TO DO >> Each line holding the word "marker" counts once; give the total and nothing more.

GIVEN INFORMATION >>
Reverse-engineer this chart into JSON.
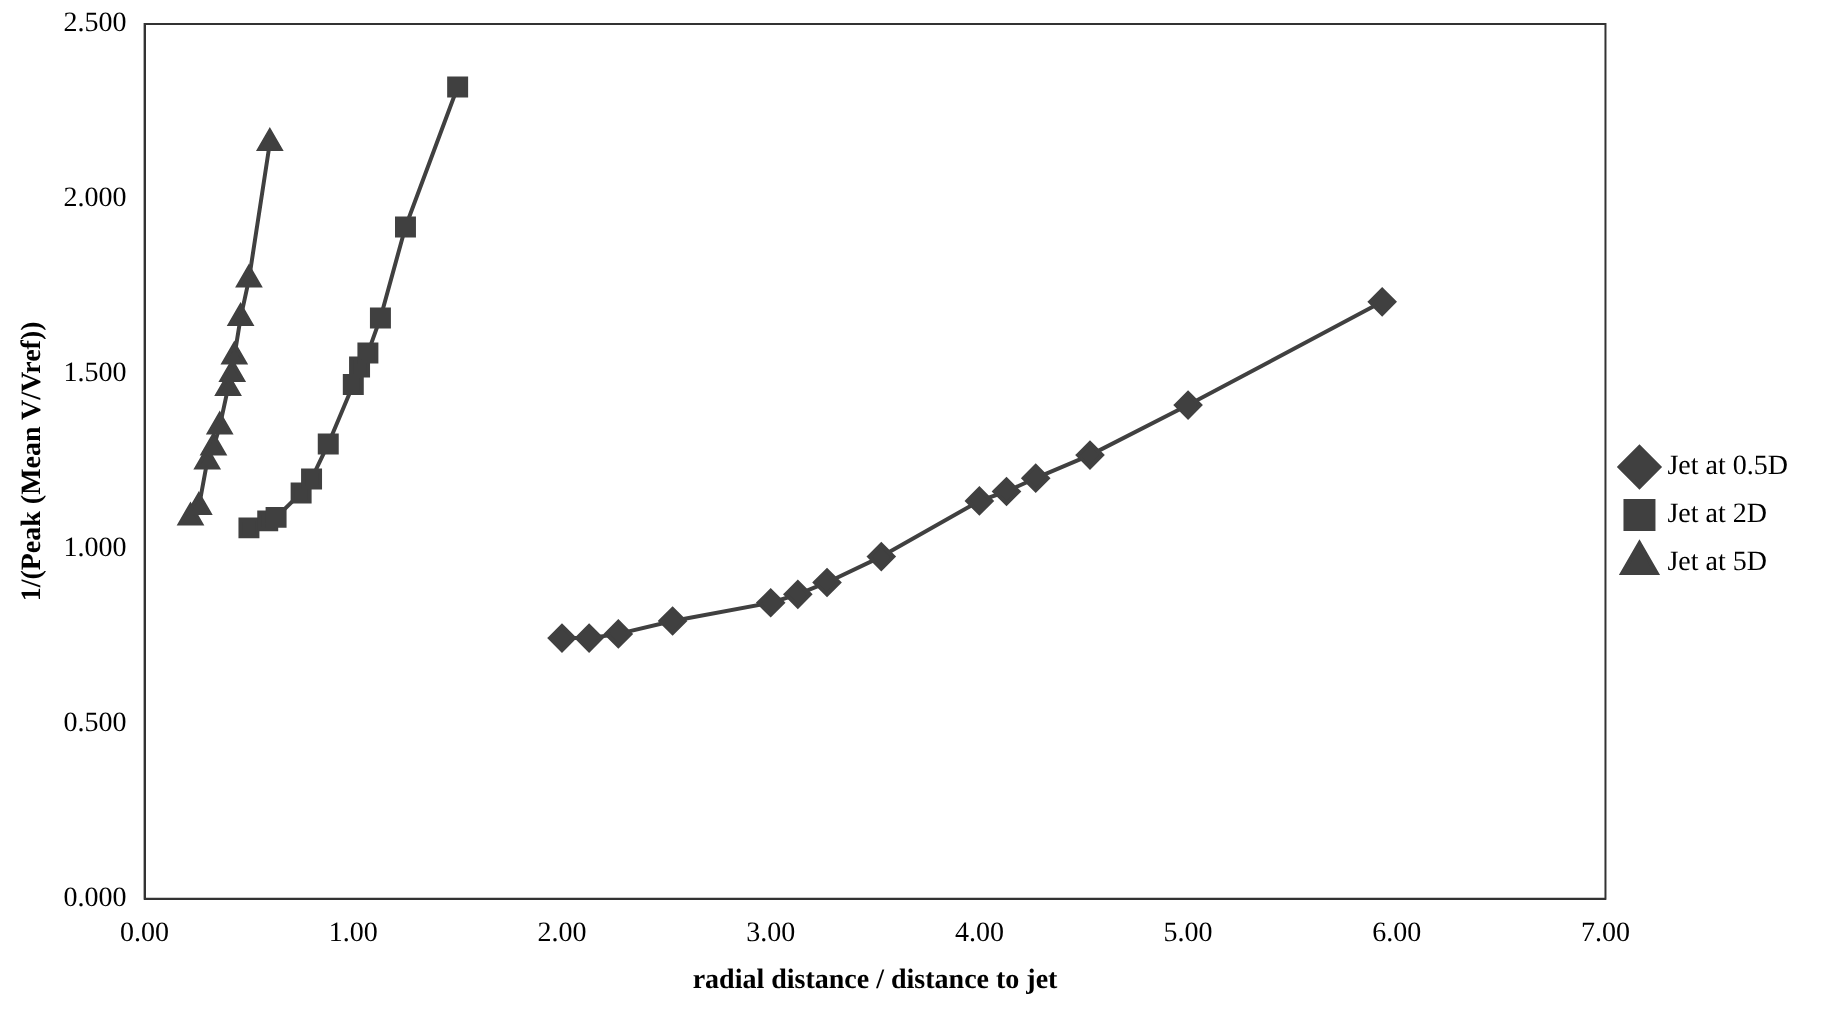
{
  "chart_data": {
    "type": "line",
    "xlabel": "radial distance / distance to jet",
    "ylabel": "1/(Peak (Mean V/Vref))",
    "xlim": [
      0,
      7
    ],
    "ylim": [
      0,
      2.5
    ],
    "xticks": [
      {
        "value": 0,
        "label": "0.00"
      },
      {
        "value": 1,
        "label": "1.00"
      },
      {
        "value": 2,
        "label": "2.00"
      },
      {
        "value": 3,
        "label": "3.00"
      },
      {
        "value": 4,
        "label": "4.00"
      },
      {
        "value": 5,
        "label": "5.00"
      },
      {
        "value": 6,
        "label": "6.00"
      },
      {
        "value": 7,
        "label": "7.00"
      }
    ],
    "yticks": [
      {
        "value": 0,
        "label": "0.000"
      },
      {
        "value": 0.5,
        "label": "0.500"
      },
      {
        "value": 1,
        "label": "1.000"
      },
      {
        "value": 1.5,
        "label": "1.500"
      },
      {
        "value": 2,
        "label": "2.000"
      },
      {
        "value": 2.5,
        "label": "2.500"
      }
    ],
    "grid": false,
    "legend": "right",
    "line_style": "solid",
    "series": [
      {
        "name": "Jet at 0.5D",
        "color": "#404040",
        "marker": "diamond",
        "x": [
          2.0,
          2.13,
          2.27,
          2.53,
          3.0,
          3.13,
          3.27,
          3.53,
          4.0,
          4.13,
          4.27,
          4.53,
          5.0,
          5.93
        ],
        "values": [
          0.745,
          0.745,
          0.757,
          0.794,
          0.846,
          0.87,
          0.904,
          0.978,
          1.137,
          1.164,
          1.202,
          1.268,
          1.411,
          1.706
        ]
      },
      {
        "name": "Jet at 2D",
        "color": "#404040",
        "marker": "square",
        "x": [
          0.5,
          0.59,
          0.63,
          0.75,
          0.8,
          0.88,
          1.0,
          1.03,
          1.07,
          1.13,
          1.25,
          1.5
        ],
        "values": [
          1.06,
          1.08,
          1.09,
          1.16,
          1.2,
          1.3,
          1.47,
          1.52,
          1.56,
          1.66,
          1.92,
          2.32
        ]
      },
      {
        "name": "Jet at 5D",
        "color": "#404040",
        "marker": "triangle",
        "x": [
          0.22,
          0.26,
          0.3,
          0.33,
          0.36,
          0.4,
          0.42,
          0.43,
          0.46,
          0.5,
          0.6
        ],
        "values": [
          1.09,
          1.12,
          1.25,
          1.29,
          1.35,
          1.46,
          1.5,
          1.55,
          1.66,
          1.77,
          2.16
        ]
      }
    ]
  }
}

FINAL RESULT >> 3